> **Trecho para leitura**
O que aconteceu com os católicos no dia da eleição e o quanto isso importa? Russell Shaw, um experiente jornalista e autor do livro recente Catholics in America: Religious Identity and Cultural Assimilation from John Carroll to Flannery O’Connor (em português, algo como Católicos na América: Identidade religiosa e assimilação cultural de John Carroll a Flannery O'Connor), compartilha algumas ideias conosco em uma entrevista.

A entrevista é de Kathryn Jean Lopez

Eis a entrevista.

Em seu livro Catholics in America, você escreve que "Estamos nos aproximando do ponto em que a cultura norte-americana de que os católicos por muito tempo tanto quiseram ser parte replica a cultura descrita em uma vívida passagem da carta de São Paulo aos Efésios". Você cita a tradução de Ronald Knox: "Entenebrecidos no entendimento, separados da vida de Deus pela ignorância que há neles, pela dureza do seu coração; os quais, havendo perdido todo o sentimento, se entregaram à dissolução, para com avidez cometerem toda a impureza" (Ef 4: 18-20). Este ciclo eleitoral se pareceu com isso para você? Existe o perigo de que os católicos e outros crentes aprendam a lição errada com a vitória de Trump?

Houve muita dureza de coração e ignorância nesta eleição. Sobre dissolução eu não sei, exceto que foi um assunto frequentemente discutido. Quanto às lições erradas a partir da vitória de Trump, para mim a retidão é a principal - ou uma das principais. Eu vi um site que considerou os eleitores Trump "fervorosos" e eu suspeito que essa é uma visão comum em alguns círculos. O que implica que os eleitores de Hillary  Clinton não tinham fé. Mas muitas pessoas com fé votaram em Hillary na crença sincera de que, mesmo tendo falhas, ela era menos falha do que Trump. Se alguma vez houve uma avaliação prudente, foi na escolha de um dos dois.

E o desejo de pertencimento à cultura? Será que foi alcançado? Para o bem? Para o mal?

A maioria dos católicos norte-americanos está completamente assimilada pela cultura, e os católicos latinos estão indo nesse caminho. A assimilação tem muitas vantagens socioeconômicas, é claro, mas também tem contribuído para uma diluição da fé e uma perda alarmante de identidade religiosa. Há aproximadamente 80 milhões de católicos nos Estados Unidos, mas menos de um em cada quatro vai à missa no domingo - é melhor do que na Europa Ocidental, mas ainda é muito ruim. Por diversas vezes, também, o ponto de vista dos católicos sobre questões sociais vão contra os ensinamentos da Igreja. Exemplos disso são Joe Biden, Tim Kaine, Nancy Pelosi.

> **Segmento de dados**

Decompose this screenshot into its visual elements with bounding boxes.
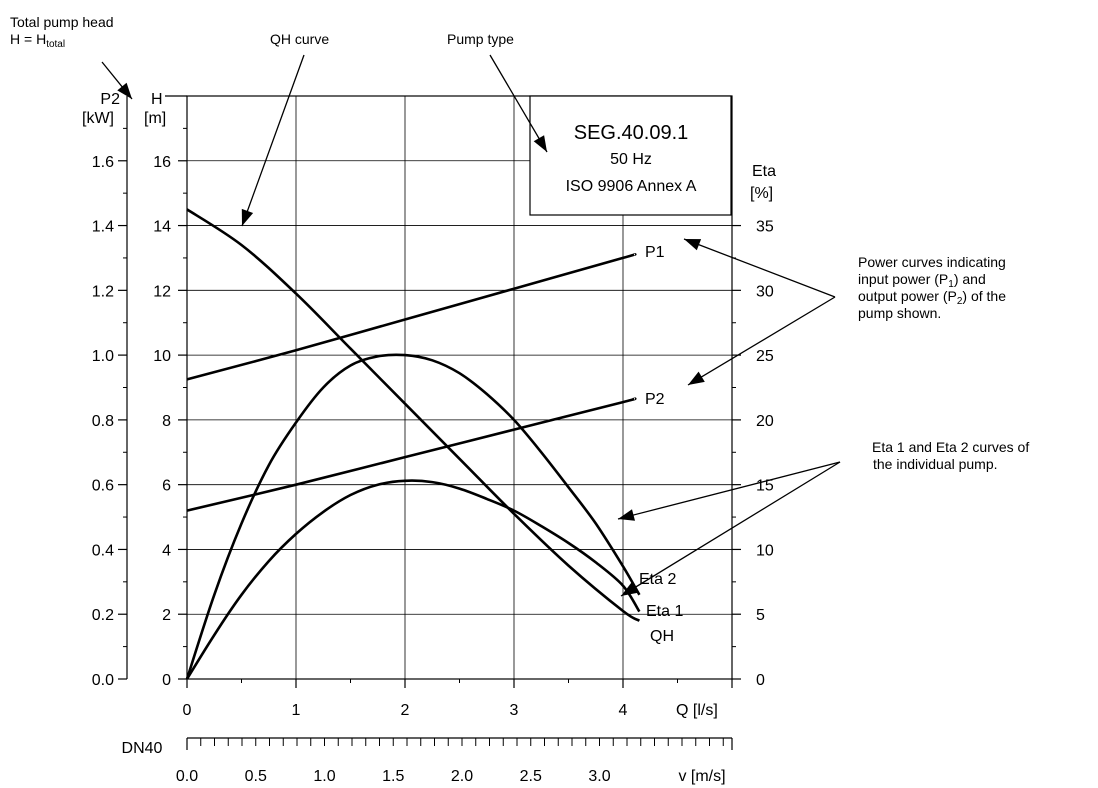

> **Ações a realizar**
• A. Diga se cada afirmação abaixo está de acordo com a entrevista, respondendo sim ou não e citando literalmente as palavras da entrevista que decidem a questão: (i) há cerca de 80 milhões de católicos nos Estados Unidos; (ii) a entrevista foi conduzida por Russell Shaw; (iii) os católicos latinos já estão completamente assimilados pela cultura.
• B. Por favor, copie sem alterações a parte da entrevista que começa em "E o desejo de" e termina em "Kaine, Nancy Pelosi.".

> **Respostas completas**
• A.
(i) Sim: "Há aproximadamente 80 milhões de católicos nos Estados Unidos".
(ii) Não: "A entrevista é de Kathryn Jean Lopez".
(iii) Não: "os católicos latinos estão indo nesse caminho".

• B.
E o desejo de pertencimento à cultura? Será que foi alcançado? Para o bem? Para o mal?

A maioria dos católicos norte-americanos está completamente assimilada pela cultura, e os católicos latinos estão indo nesse caminho. A assimilação tem muitas vantagens socioeconômicas, é claro, mas também tem contribuído para uma diluição da fé e uma perda alarmante de identidade religiosa. Há aproximadamente 80 milhões de católicos nos Estados Unidos, mas menos de um em cada quatro vai à missa no domingo - é melhor do que na Europa Ocidental, mas ainda é muito ruim. Por diversas vezes, também, o ponto de vista dos católicos sobre questões sociais vão contra os ensinamentos da Igreja. Exemplos disso são Joe Biden, Tim Kaine, Nancy Pelosi.